**Information given**
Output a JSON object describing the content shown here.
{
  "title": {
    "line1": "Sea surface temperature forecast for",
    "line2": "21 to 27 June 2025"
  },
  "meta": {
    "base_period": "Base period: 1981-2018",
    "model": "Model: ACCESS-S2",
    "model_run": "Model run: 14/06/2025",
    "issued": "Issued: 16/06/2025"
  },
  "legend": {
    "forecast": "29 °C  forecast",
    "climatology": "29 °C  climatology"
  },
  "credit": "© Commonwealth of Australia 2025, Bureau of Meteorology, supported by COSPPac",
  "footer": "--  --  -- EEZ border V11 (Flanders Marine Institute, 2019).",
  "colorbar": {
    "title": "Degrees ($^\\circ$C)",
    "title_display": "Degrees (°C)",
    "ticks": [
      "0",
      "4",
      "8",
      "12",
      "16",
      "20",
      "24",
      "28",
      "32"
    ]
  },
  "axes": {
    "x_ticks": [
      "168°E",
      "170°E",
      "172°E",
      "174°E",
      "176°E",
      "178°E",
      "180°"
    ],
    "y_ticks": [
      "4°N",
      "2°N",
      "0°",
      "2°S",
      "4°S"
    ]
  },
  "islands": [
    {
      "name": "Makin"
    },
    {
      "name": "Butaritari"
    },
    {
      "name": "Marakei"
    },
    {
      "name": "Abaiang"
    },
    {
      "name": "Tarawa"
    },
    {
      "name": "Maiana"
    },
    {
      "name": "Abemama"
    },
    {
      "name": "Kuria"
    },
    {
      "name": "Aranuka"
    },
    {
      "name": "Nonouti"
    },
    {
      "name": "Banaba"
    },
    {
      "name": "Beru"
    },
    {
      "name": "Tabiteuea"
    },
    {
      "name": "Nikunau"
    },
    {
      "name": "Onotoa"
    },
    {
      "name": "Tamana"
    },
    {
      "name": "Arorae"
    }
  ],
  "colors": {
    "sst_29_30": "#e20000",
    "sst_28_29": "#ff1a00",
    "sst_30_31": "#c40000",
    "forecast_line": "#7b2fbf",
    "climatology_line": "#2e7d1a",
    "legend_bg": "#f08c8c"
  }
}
---
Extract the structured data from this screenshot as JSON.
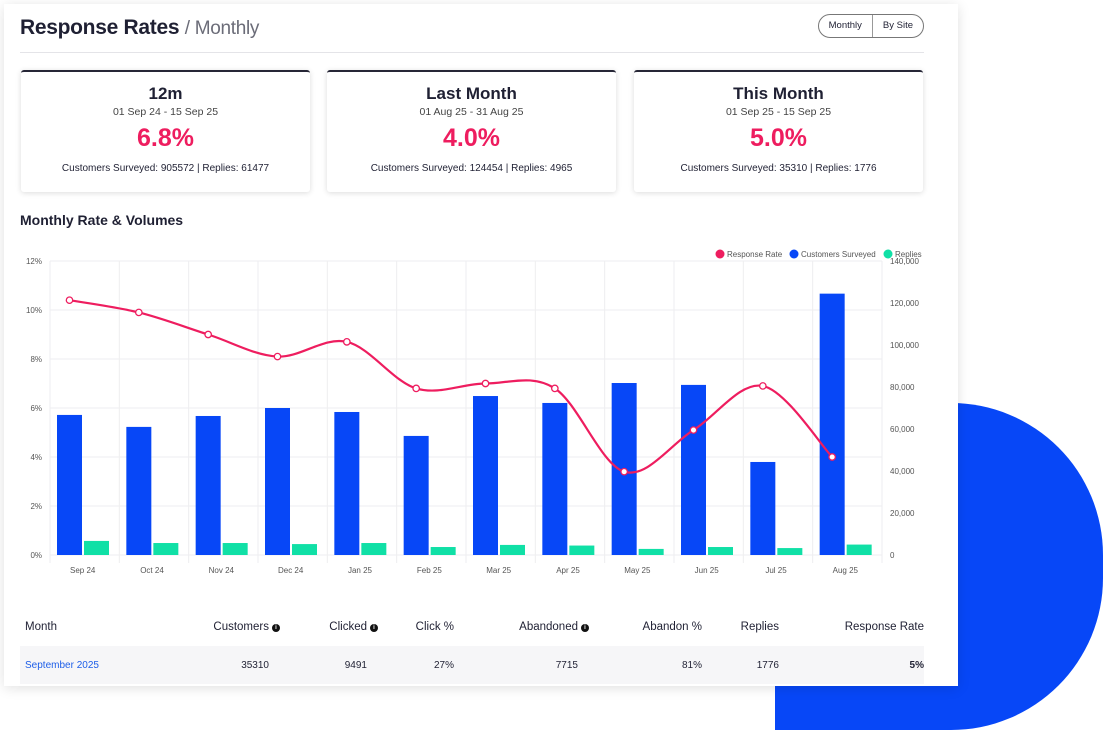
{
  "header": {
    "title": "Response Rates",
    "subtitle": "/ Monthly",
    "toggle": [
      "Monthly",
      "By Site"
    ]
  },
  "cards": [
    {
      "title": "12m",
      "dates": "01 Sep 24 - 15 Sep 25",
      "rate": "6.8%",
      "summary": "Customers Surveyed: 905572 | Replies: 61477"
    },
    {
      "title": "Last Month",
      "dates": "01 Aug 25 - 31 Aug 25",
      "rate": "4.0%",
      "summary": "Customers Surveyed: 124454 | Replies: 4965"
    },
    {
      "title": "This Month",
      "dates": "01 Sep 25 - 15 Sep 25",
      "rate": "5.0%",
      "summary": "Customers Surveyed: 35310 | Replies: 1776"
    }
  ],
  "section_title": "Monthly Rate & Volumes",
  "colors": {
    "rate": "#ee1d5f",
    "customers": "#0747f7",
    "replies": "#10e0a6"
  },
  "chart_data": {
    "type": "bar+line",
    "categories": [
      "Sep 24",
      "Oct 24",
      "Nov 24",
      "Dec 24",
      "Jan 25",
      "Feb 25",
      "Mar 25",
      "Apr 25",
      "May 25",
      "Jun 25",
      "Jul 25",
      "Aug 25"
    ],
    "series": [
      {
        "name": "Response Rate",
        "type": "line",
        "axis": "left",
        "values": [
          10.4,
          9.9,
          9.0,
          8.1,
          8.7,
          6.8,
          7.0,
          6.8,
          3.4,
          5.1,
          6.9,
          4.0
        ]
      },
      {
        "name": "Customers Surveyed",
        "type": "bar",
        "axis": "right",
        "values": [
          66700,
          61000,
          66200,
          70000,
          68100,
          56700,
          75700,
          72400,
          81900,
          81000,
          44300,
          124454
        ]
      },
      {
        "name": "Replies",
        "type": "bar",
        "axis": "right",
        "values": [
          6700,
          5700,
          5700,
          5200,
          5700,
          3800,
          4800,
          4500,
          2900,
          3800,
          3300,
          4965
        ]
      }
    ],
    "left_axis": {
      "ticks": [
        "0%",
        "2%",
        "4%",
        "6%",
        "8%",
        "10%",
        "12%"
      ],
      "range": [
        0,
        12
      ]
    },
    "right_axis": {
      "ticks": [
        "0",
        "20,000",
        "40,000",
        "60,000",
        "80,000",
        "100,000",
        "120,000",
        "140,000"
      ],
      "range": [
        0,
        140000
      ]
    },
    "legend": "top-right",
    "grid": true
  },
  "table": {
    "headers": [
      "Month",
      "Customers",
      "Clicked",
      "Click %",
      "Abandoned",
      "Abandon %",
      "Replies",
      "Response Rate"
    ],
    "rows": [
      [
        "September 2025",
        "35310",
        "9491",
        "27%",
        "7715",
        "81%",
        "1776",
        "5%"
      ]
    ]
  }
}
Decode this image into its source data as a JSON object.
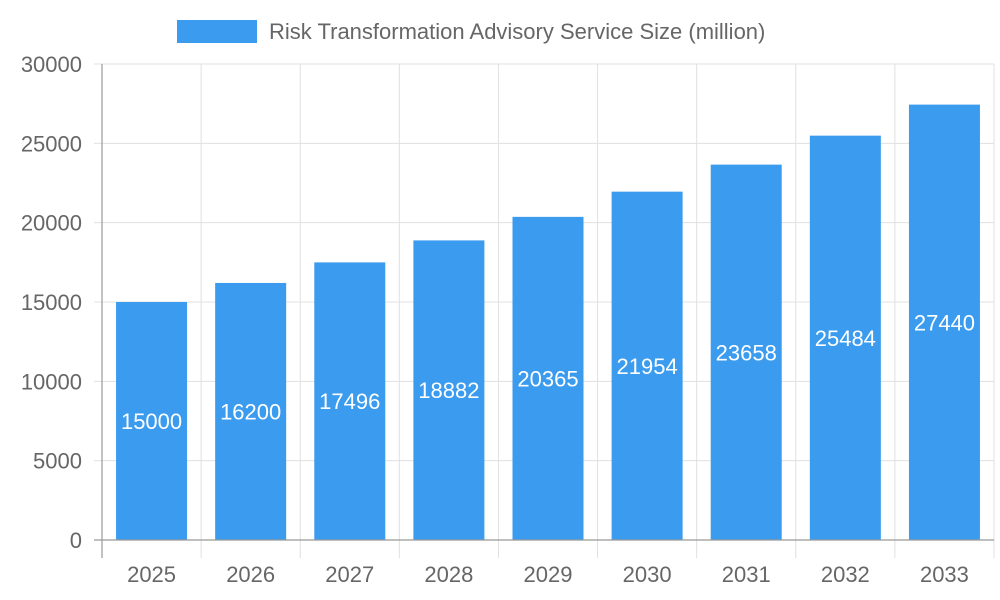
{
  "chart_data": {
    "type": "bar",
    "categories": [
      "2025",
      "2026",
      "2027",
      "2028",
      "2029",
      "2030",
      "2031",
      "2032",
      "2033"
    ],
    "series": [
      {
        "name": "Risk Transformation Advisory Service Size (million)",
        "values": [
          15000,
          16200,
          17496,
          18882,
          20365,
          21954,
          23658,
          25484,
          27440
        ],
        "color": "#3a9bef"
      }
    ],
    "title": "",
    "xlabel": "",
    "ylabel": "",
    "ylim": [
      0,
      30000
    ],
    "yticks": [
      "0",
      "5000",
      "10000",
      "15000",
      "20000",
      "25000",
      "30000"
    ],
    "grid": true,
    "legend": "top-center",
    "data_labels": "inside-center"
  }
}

**Aim of the task**
Check every line for "type" and show the ones that have it.

**Result**
    "type": "bar+line",
        "type": "line",
        "type": "bar",
        "type": "bar",
    "type": "bar",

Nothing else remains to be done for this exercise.